OBJECTIVE: Look below. Copy each line that has "yarn" in it.

Extracted data entries
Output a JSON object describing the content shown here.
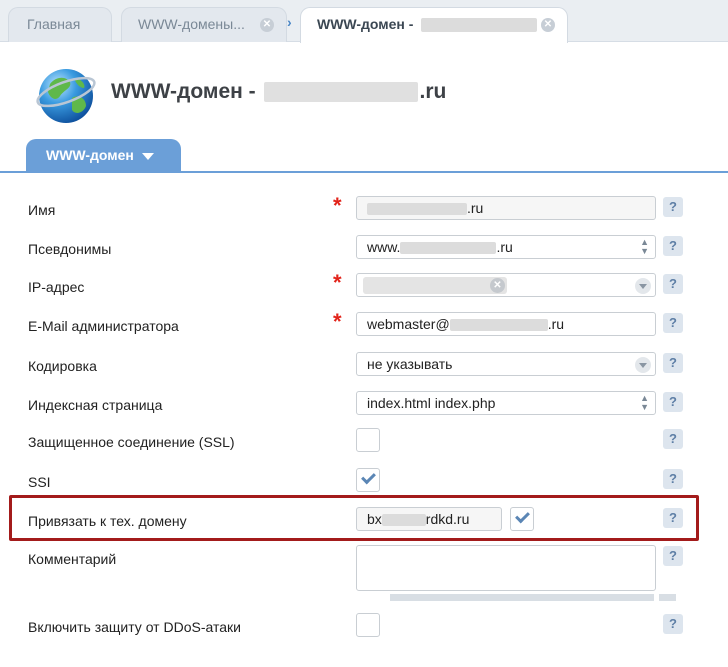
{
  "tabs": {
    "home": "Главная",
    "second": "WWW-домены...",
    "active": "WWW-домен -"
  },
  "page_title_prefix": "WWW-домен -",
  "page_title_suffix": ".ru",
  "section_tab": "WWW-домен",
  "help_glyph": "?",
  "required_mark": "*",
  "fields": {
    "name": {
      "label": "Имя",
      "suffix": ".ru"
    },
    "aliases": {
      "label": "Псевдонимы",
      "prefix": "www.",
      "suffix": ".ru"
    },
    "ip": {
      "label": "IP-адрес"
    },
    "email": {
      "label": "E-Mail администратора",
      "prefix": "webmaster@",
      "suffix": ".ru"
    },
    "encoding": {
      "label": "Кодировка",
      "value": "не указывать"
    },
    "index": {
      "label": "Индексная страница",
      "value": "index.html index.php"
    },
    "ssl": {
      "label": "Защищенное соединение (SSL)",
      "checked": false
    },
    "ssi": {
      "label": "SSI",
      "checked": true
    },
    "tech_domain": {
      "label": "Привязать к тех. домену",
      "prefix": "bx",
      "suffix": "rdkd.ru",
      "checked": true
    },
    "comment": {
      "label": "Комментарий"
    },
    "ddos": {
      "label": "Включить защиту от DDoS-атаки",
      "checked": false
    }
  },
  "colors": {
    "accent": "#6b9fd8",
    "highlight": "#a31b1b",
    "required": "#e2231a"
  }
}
---
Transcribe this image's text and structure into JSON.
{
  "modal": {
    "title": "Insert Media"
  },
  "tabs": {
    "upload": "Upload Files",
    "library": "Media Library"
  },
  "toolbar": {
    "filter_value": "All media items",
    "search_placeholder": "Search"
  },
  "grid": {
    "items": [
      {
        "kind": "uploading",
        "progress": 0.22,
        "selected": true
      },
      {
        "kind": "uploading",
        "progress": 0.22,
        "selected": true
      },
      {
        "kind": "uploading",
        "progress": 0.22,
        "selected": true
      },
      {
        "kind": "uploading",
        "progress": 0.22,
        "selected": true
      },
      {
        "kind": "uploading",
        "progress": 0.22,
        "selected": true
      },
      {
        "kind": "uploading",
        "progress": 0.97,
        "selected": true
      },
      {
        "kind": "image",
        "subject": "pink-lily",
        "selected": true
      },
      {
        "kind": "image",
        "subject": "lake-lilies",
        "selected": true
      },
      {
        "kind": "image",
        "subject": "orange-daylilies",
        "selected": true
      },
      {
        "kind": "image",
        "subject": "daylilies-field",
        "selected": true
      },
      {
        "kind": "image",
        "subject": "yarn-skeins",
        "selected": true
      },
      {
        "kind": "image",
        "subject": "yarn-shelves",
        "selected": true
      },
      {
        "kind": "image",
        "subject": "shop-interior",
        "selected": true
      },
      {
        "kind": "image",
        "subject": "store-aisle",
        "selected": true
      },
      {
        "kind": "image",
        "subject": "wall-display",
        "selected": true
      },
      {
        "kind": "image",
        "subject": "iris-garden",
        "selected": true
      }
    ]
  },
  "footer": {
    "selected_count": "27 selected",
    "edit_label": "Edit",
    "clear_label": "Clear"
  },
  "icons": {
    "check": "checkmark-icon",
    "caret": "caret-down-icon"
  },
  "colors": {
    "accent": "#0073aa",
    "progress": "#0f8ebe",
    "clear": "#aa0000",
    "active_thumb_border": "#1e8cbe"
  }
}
==
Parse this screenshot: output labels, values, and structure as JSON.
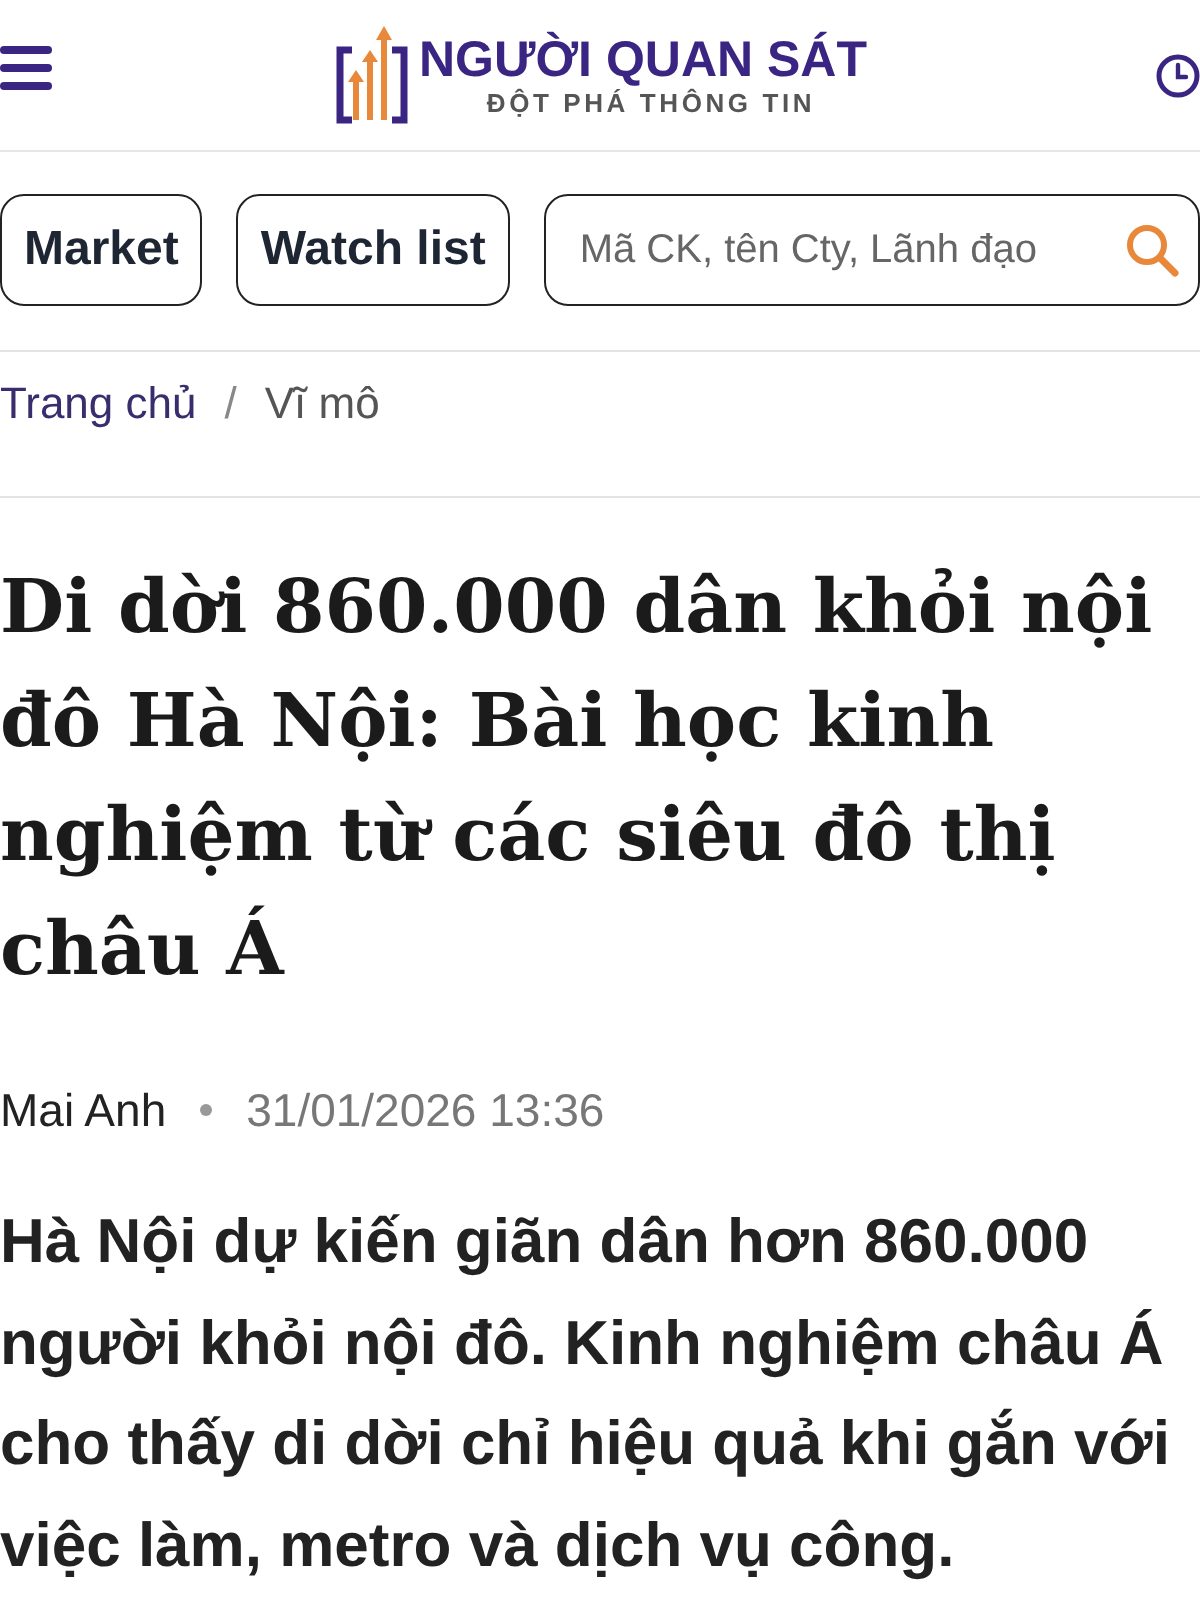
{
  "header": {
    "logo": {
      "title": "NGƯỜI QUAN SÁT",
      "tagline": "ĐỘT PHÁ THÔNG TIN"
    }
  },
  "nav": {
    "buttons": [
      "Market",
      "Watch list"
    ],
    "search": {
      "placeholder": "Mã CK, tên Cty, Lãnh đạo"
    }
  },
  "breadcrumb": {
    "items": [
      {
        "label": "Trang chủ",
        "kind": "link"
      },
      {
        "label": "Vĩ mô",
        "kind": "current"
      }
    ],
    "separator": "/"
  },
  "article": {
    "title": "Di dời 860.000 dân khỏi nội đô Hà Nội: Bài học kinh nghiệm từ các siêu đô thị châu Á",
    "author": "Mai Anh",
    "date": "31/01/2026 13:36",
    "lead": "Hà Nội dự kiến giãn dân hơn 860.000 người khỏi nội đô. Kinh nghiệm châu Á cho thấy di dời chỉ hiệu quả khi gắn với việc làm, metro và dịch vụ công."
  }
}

EXERCISE RESPONSE:
        "subject": "yarn-skeins",
        "subject": "yarn-shelves",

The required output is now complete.